MATERIAL FOR THIS EXERCISE start

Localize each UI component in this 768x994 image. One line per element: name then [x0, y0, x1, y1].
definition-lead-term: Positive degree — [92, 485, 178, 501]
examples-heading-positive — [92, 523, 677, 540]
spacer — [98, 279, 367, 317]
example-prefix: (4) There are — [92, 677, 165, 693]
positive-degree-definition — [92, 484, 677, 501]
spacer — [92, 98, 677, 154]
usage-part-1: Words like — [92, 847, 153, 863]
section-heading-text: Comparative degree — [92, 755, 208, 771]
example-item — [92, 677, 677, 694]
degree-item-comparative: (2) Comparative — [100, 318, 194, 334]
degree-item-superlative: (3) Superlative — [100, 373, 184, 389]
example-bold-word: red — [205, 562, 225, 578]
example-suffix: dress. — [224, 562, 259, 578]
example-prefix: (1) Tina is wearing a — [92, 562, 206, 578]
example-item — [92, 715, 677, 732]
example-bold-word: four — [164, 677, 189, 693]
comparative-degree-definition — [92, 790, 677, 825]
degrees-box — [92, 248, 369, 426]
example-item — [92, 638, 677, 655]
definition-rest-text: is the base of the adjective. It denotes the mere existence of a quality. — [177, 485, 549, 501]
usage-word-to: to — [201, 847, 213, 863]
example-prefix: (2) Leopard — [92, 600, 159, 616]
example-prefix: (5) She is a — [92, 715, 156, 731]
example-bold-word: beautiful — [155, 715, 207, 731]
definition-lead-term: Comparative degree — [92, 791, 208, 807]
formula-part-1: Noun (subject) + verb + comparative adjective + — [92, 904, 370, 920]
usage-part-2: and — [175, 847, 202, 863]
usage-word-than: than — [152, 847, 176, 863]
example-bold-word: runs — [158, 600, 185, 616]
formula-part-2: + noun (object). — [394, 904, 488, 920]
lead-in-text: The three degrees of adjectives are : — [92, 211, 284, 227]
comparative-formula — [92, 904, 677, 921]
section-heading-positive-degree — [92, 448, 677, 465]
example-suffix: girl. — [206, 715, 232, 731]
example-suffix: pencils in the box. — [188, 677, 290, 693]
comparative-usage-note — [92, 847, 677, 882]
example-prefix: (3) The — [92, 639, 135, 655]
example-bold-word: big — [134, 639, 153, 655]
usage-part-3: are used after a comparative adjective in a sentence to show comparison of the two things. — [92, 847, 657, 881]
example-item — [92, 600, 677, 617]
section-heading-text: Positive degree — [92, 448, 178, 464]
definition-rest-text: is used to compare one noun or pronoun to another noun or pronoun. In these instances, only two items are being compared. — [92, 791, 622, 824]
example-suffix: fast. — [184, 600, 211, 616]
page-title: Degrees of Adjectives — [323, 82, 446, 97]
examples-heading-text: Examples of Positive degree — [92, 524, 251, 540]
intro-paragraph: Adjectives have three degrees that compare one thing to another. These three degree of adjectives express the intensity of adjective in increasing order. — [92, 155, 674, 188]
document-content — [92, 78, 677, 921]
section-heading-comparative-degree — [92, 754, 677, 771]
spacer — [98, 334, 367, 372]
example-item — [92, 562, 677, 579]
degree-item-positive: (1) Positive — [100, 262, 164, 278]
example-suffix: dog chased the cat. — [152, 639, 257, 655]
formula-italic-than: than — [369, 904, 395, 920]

MATERIAL FOR THIS EXERCISE end

SET EXERCISE
Extract every line of the listing above and reproduce each one word for word.

TASK RESULT
Localize each UI component in this 768x994 image. One line per element: name then [x0, y0, x1, y1].
definition-lead-term: Positive degree — [92, 485, 178, 501]
examples-heading-positive — [92, 523, 677, 540]
spacer — [98, 279, 367, 317]
example-prefix: (4) There are — [92, 677, 165, 693]
positive-degree-definition — [92, 484, 677, 501]
spacer — [92, 98, 677, 154]
usage-part-1: Words like — [92, 847, 153, 863]
section-heading-text: Comparative degree — [92, 755, 208, 771]
example-item — [92, 677, 677, 694]
degree-item-comparative: (2) Comparative — [100, 318, 194, 334]
degree-item-superlative: (3) Superlative — [100, 373, 184, 389]
example-bold-word: red — [205, 562, 225, 578]
example-suffix: dress. — [224, 562, 259, 578]
example-prefix: (1) Tina is wearing a — [92, 562, 206, 578]
example-item — [92, 715, 677, 732]
example-bold-word: four — [164, 677, 189, 693]
comparative-degree-definition — [92, 790, 677, 825]
degrees-box — [92, 248, 369, 426]
example-item — [92, 638, 677, 655]
definition-rest-text: is the base of the adjective. It denotes the mere existence of a quality. — [177, 485, 549, 501]
usage-word-to: to — [201, 847, 213, 863]
example-prefix: (2) Leopard — [92, 600, 159, 616]
example-prefix: (5) She is a — [92, 715, 156, 731]
example-bold-word: beautiful — [155, 715, 207, 731]
definition-lead-term: Comparative degree — [92, 791, 208, 807]
formula-part-1: Noun (subject) + verb + comparative adjective + — [92, 904, 370, 920]
usage-part-2: and — [175, 847, 202, 863]
usage-word-than: than — [152, 847, 176, 863]
example-bold-word: runs — [158, 600, 185, 616]
formula-part-2: + noun (object). — [394, 904, 488, 920]
lead-in-text: The three degrees of adjectives are : — [92, 211, 284, 227]
comparative-formula — [92, 904, 677, 921]
section-heading-positive-degree — [92, 448, 677, 465]
example-suffix: girl. — [206, 715, 232, 731]
example-suffix: pencils in the box. — [188, 677, 290, 693]
comparative-usage-note — [92, 847, 677, 882]
example-prefix: (3) The — [92, 639, 135, 655]
example-bold-word: big — [134, 639, 153, 655]
usage-part-3: are used after a comparative adjective in a sentence to show comparison of the two things. — [92, 847, 657, 881]
example-item — [92, 600, 677, 617]
section-heading-text: Positive degree — [92, 448, 178, 464]
definition-rest-text: is used to compare one noun or pronoun to another noun or pronoun. In these instances, only two items are being compared. — [92, 791, 622, 824]
example-suffix: fast. — [184, 600, 211, 616]
page-title: Degrees of Adjectives — [323, 82, 446, 97]
examples-heading-text: Examples of Positive degree — [92, 524, 251, 540]
intro-paragraph: Adjectives have three degrees that compare one thing to another. These three degree of adjectives express the intensity of adjective in increasing order. — [92, 155, 674, 188]
document-content — [92, 78, 677, 921]
section-heading-comparative-degree — [92, 754, 677, 771]
spacer — [98, 334, 367, 372]
example-item — [92, 562, 677, 579]
degree-item-positive: (1) Positive — [100, 262, 164, 278]
example-suffix: dog chased the cat. — [152, 639, 257, 655]
formula-italic-than: than — [369, 904, 395, 920]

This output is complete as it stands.